===== SOURCE =====

The European Economic Security Strategy

The Draft Regulation on FDI screening, unveiled as part of a quintet of initiatives by the Commission in January 2024, marks a significant step in advancing European economic security. This move is in sync with the European Economic Security Strategy outlined in June 2023 by the European Commission and High Representative for Foreign Affairs Josep Borrell, focusing on four critical risk areas: supply chains, security of critical infrastructure (both physical and cyber), preventing technology leakage, and the weaponization of economic dependencies.

Set against a backdrop of escalating geopolitical tensions, notably in Ukraine and the Middle East, these measures underscore the urgency of mitigating risks and reducing the EU’s reliance on detrimental external dependencies. The comprehensive strategy aims to improve the EU’s economic resilience by maintaining trade, investment, and research openness, enhancing mechanisms for risk assessment in both inbound and outbound investments, improving coordination in export controls, and fostering the development and secure research of dual-use technologies.

===== SUPPLIED ENTRIES =====

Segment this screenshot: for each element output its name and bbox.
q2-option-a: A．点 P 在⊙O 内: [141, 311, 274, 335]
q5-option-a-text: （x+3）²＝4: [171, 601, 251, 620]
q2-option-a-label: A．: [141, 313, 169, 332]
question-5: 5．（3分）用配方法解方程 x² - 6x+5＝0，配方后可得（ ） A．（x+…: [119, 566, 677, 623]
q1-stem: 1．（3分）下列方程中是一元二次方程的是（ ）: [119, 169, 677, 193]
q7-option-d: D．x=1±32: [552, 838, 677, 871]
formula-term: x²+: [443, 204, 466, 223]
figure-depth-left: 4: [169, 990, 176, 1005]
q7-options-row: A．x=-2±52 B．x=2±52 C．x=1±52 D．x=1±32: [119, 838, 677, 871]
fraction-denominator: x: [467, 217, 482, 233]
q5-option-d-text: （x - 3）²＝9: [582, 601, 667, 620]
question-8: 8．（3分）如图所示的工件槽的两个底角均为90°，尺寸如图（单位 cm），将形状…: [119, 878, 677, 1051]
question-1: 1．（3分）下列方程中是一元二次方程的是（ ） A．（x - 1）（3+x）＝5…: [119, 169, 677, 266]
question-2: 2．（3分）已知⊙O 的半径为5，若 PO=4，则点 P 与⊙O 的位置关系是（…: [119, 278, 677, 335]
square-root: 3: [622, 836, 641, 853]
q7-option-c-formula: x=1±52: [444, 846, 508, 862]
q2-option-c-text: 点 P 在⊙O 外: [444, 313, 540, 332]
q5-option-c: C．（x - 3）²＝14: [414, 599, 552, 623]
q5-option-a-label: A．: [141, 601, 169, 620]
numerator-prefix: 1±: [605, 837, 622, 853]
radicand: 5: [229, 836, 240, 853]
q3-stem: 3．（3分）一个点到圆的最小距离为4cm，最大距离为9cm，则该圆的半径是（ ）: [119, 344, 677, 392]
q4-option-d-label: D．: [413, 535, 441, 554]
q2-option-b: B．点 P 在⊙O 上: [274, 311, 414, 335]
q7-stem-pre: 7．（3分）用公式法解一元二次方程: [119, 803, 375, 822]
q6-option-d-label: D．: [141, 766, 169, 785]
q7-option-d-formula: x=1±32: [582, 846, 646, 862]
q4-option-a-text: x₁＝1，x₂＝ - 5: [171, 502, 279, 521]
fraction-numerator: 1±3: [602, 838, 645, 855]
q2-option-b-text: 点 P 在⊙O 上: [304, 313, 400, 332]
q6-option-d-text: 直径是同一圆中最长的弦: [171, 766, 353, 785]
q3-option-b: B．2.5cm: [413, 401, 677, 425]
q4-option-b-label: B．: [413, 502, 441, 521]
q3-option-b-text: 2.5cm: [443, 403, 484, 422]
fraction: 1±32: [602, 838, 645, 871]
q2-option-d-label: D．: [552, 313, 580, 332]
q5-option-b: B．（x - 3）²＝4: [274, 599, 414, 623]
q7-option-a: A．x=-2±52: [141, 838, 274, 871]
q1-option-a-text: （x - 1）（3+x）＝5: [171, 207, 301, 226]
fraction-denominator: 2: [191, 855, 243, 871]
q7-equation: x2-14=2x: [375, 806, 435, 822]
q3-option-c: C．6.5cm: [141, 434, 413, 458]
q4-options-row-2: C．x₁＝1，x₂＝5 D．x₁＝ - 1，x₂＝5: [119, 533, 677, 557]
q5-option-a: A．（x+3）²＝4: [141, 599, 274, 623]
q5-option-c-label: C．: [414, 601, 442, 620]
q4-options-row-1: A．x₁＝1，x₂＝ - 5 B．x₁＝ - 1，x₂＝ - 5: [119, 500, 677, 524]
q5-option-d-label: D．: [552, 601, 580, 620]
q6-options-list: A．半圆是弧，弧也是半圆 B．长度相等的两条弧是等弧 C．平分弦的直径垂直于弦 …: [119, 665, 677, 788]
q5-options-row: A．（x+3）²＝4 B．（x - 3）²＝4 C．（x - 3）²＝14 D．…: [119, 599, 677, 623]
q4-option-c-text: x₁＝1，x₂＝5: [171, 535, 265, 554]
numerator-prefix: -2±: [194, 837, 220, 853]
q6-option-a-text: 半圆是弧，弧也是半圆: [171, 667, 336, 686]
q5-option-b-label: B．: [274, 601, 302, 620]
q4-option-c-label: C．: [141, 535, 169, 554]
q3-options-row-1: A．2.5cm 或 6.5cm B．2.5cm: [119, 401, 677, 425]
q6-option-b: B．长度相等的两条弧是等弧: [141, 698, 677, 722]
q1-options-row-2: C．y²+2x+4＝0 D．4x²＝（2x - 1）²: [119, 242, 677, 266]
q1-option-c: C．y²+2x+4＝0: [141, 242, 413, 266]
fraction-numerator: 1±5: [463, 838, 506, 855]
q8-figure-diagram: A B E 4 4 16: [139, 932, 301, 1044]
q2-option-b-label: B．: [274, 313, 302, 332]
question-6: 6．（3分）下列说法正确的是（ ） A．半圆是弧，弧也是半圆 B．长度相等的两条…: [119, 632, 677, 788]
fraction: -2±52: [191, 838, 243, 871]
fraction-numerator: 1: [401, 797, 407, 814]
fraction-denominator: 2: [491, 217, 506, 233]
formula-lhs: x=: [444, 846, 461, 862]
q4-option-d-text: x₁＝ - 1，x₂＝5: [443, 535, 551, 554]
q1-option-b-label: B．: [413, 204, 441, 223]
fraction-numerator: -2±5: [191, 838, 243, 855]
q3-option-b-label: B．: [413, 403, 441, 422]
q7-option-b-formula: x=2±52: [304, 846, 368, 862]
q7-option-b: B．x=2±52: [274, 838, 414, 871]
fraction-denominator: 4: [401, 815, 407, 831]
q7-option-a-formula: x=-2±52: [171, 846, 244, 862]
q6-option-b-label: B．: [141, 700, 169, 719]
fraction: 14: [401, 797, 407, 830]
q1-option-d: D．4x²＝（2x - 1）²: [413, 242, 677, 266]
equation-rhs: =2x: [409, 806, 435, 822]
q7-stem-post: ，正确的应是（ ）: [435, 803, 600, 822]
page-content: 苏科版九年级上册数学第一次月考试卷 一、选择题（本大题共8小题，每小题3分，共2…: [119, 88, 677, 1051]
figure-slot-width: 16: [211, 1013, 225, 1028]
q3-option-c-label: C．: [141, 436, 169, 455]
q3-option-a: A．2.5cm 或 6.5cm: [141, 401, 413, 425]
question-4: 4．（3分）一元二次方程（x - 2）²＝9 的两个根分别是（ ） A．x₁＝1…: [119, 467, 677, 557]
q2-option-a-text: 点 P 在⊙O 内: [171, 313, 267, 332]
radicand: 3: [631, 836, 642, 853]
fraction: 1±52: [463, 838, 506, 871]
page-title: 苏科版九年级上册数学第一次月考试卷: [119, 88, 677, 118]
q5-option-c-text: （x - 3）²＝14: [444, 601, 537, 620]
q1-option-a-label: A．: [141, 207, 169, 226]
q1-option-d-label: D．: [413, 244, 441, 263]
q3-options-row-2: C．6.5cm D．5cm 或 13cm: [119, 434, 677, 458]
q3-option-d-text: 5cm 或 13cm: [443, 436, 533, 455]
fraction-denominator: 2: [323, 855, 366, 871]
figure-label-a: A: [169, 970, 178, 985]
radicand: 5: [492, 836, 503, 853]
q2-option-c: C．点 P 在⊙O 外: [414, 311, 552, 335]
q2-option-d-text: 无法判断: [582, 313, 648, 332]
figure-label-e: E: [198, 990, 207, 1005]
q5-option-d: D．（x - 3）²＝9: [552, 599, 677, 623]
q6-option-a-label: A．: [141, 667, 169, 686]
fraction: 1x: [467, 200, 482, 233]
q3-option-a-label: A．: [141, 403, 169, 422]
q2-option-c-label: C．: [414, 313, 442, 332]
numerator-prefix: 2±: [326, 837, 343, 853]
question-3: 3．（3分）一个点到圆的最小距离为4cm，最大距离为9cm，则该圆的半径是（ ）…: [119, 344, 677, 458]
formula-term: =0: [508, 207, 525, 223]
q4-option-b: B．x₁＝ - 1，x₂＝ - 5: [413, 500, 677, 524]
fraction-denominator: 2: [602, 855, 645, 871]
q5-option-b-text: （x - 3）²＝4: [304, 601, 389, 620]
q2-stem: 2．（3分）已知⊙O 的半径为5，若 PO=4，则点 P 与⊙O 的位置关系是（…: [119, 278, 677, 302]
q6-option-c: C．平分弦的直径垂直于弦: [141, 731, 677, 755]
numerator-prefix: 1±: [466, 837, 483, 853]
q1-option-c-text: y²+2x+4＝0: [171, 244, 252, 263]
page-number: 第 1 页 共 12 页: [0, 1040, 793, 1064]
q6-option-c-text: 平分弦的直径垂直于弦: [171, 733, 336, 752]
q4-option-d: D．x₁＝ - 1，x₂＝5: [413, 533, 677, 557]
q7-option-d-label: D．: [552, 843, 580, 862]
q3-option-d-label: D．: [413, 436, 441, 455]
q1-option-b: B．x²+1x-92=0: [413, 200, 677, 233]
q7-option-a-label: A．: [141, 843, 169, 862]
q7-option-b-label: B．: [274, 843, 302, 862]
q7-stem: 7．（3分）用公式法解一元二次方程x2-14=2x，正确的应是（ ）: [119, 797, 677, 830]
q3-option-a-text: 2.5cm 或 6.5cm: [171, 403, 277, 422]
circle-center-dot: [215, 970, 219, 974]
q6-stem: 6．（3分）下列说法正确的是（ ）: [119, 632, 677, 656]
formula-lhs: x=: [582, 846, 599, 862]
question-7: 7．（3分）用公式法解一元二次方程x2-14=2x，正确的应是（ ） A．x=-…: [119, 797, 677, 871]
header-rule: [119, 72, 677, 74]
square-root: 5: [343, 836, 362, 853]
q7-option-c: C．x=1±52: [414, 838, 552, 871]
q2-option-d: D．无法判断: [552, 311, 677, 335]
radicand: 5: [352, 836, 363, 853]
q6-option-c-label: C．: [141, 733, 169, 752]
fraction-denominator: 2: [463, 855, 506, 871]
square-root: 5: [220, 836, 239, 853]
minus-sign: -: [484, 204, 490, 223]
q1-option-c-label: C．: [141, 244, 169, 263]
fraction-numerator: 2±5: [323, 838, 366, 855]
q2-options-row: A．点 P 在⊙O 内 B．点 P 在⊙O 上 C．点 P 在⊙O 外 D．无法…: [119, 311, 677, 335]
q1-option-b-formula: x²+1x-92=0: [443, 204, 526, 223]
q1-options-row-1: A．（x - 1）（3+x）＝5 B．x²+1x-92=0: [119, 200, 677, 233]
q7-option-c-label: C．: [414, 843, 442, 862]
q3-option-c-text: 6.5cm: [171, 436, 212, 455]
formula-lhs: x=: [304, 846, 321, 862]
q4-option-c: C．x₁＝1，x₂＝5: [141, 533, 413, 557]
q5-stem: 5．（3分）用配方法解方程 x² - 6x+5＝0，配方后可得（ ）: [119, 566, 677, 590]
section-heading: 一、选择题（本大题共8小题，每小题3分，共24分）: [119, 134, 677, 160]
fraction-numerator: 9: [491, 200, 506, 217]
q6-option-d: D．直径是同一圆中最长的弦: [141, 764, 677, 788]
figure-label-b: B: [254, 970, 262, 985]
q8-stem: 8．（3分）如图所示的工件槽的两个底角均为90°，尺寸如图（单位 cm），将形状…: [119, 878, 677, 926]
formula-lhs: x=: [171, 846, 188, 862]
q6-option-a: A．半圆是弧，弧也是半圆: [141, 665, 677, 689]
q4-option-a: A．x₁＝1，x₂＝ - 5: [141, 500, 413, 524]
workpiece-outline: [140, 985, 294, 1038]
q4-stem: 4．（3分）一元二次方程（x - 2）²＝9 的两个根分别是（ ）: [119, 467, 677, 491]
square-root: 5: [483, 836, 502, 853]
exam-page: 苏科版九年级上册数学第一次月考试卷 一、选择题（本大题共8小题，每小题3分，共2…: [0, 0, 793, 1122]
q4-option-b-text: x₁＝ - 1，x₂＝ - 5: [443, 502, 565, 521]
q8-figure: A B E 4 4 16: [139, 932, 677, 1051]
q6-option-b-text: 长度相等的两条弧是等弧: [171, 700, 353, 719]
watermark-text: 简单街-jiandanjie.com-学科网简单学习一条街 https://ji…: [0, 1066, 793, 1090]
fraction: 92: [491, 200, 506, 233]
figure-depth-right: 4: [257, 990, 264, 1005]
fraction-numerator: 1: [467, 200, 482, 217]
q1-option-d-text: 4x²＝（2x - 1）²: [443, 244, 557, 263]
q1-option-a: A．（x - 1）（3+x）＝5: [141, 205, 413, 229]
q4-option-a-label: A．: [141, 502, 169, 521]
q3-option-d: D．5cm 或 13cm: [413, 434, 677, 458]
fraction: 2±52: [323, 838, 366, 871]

=====

◆ SHORT PROBLEM 1
Sum up the economic security passage in two sentences.
◆ SHORT PROBLEM 2
According to the economic security passage, who outlined the strategy in June 2023 together with the European Commission?
◆ SHORT PROBLEM 3
Reproduce the economic security passage from "Set against a" to "of dual-use technologies.".

◆ FULL OUTPUT 1
In January 2024 the Commission unveiled a draft regulation on FDI screening as one of five initiatives, in line with the European Economic Security Strategy of June 2023, which targets four risk areas: supply chains, critical infrastructure security, technology leakage, and the weaponization of economic dependencies. With geopolitical tensions rising, notably in Ukraine and the Middle East, the strategy seeks to make the EU's economy more resilient while keeping trade, investment, and research open.

◆ FULL OUTPUT 2
High Representative for Foreign Affairs Josep Borrell.

◆ FULL OUTPUT 3
Set against a backdrop of escalating geopolitical tensions, notably in Ukraine and the Middle East, these measures underscore the urgency of mitigating risks and reducing the EU’s reliance on detrimental external dependencies. The comprehensive strategy aims to improve the EU’s economic resilience by maintaining trade, investment, and research openness, enhancing mechanisms for risk assessment in both inbound and outbound investments, improving coordination in export controls, and fostering the development and secure research of dual-use technologies.